- Problem 1
Using the patch thread about BTF names in tracing probes, explain in one to three sentences why the new "+STRUCT.MEMBER" syntax makes writing a dereference easier than the current method.
- Problem 2
Carry on the patch thread about BTF names in tracing probes, starting right after its last sentence.

- Text shown
* Re: [PATCH v2] tracing/probes: Allow use of BTF names to dereference pointers
2026-05-16 21:33 [PATCH v2] tracing/probes: Allow use of BTF names to dereference pointers Steven Rostedt
@ 2026-05-17 2:22 ` Masami Hiramatsu
2026-05-18 6:17 ` Masami Hiramatsu
2026-05-18 10:45 ` Leon Hwang
2 siblings, 0 replies; 4+ messages in thread
From: Masami Hiramatsu @ 2026-05-17 2:22 UTC (permalink / raw)
To: Steven Rostedt
Cc: LKML, Linux trace kernel, bpf, Masami Hiramatsu,
Mathieu Desnoyers, Mark Rutland, Peter Zijlstra, Namhyung Kim,
Takaya Saeki, Douglas Raillard, Tom Zanussi, Andrew Morton,
Thomas Gleixner, Ian Rogers, Jiri Olsa
On Sat, 16 May 2026 17:33:09 -0400
Steven Rostedt <rostedt@goodmis.org> wrote:
> From: Steven Rostedt <rostedt@goodmis.org>
>
> Add syntax to the FETCHARGS parsing of probes to allow the use of
> structure and member names to get the offsets to dereference pointers.
>
> Currently, a dereference must be a number, where the user has to figure
> out manually the offset of a member of a structure that they want to
> reference. For example, to get the size of a kmem_cache that was passed to
> the function kmem_cache_alloc_noprof, one would need to do:
>
> # cd /sys/kernel/tracing
> # echo 'f:cache kmem_cache_alloc_noprof size=+0x18($arg1):u32' >> dynamic_events
>
> This requires knowing that the offset of size is 0x18, which can be found
> with gdb:
>
> (gdb) p &((struct kmem_cache *)0)->size
> $1 = (unsigned int *) 0x18
>
> If BTF is in the kernel, it can be used to find this with names, where the
> user doesn't need to find the actual offset:
>
> # echo 'f:cache kmem_cache_alloc_noprof size=+kmem_cache.size($arg1):u32' >> dynamic_events
>
> Instead of the "+0x18", it would have "+kmem_cache.size" where the format is:
>
> +STRUCT.MEMBER[.MEMBER[..]]
>
> The delimiter is '.' and the first item is the structure name. Then the
> member of the structure to get the offset of. If that member is an
> embedded structure, another '.MEMBER' may be added to get the offset of
> its members with respect to the original value.

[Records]

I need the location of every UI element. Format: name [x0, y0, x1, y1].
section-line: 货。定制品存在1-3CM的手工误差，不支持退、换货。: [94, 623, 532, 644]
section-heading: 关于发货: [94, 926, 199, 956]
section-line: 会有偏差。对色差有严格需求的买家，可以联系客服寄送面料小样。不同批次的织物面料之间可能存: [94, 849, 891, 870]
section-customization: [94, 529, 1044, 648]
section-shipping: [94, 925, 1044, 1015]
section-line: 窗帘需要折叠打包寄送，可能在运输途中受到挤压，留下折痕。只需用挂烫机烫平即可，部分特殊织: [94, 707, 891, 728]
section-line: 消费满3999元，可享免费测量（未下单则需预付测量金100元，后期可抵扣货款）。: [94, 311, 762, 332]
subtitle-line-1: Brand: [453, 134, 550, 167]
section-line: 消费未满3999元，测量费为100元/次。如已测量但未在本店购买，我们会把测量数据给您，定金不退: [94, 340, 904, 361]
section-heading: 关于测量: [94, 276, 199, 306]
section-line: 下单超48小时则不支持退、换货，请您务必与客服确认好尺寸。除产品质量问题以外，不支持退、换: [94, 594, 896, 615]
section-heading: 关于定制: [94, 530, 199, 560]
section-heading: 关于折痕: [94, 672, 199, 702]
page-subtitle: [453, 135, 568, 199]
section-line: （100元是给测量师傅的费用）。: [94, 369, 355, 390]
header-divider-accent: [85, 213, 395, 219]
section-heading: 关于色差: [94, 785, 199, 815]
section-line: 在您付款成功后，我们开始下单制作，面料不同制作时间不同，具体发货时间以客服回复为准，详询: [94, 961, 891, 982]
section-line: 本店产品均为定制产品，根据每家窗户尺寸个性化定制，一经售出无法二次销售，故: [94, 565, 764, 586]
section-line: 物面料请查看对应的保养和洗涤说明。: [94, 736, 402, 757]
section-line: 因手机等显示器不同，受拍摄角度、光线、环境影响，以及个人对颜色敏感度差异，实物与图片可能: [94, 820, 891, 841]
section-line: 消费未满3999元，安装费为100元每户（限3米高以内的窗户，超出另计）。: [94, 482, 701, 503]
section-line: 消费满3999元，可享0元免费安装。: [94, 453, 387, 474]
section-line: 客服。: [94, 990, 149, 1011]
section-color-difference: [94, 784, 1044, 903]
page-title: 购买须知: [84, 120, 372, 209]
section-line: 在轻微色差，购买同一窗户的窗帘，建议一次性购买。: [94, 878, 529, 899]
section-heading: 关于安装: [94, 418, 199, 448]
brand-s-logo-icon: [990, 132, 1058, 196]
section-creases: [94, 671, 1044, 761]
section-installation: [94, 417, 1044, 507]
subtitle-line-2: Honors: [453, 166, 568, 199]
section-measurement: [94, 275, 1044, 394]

- Exercise response 1
Right now, a dereference has to be a number, so the user has to work out the member's offset by hand, for example by using gdb to learn that the offset of size in kmem_cache is 0x18. If BTF is in the kernel, the new syntax lets the user write the structure and member names instead, such as "+kmem_cache.size", so they don't need to find the actual offset.

- Exercise response 2
>
> "+kmem_cache.size($arg1)" is equivalent to:
>
> (*(struct kmem_cache *)$arg1).size
>
> Anonymous structures are also handled:
>
> # echo 'e:xmit net.net_dev_xmit +net_device.name(+sk_buff.dev($skbaddr)):string' >> dynamic_events
>
> Where "+net_device.name(+sk_buff.dev($skbaddr))" is equivalent to:
>
> (*(struct net_device *)((*(struct sk_buff *)($skbaddr)).dev)->name)
>
> Note that "dev" of struct sk_buff is inside an anonymous structure:
>
> struct sk_buff {
> union {
> struct {
> /* These two members must be first to match sk_buff_head. */
> struct sk_buff *next;
> struct sk_buff *prev;
>
> union {
> struct net_device *dev;
> [..]
> };
> };
> [..]
> };
>
> This will allow up to three deep of anonymous structures before it will
> fail to find a member.
>
> The above produces:
>
> sshd-session-1080 [000] b..5. 1526.337161: xmit: (net.net_dev_xmit) arg1="enp7s0"
>
> And nested structures can be found by adding more members to the arg:
>
> # echo 'f:read filemap_readahead.isra.0 file=+0(+dentry.d_name.name(+file.f_path.dentry($arg2))):string' >> dynamic_events
>
> The above is equivalent to:
>
> *((*(struct dentry *)(*(struct file *)$arg2).f_path.dentry)->d_name.name)
>
> And produces:
>
> trace-cmd-1381 [002] ...1. 2082.676268: read: (filemap_readahead.isra.0+0x0/0x150) file="trace.dat"
>
> Signed-off-by: Steven Rostedt (Google) <rostedt@goodmis.org>
Thanks for updating it! I think this looks good to me.
Let me test it. I think we also need updating selftests.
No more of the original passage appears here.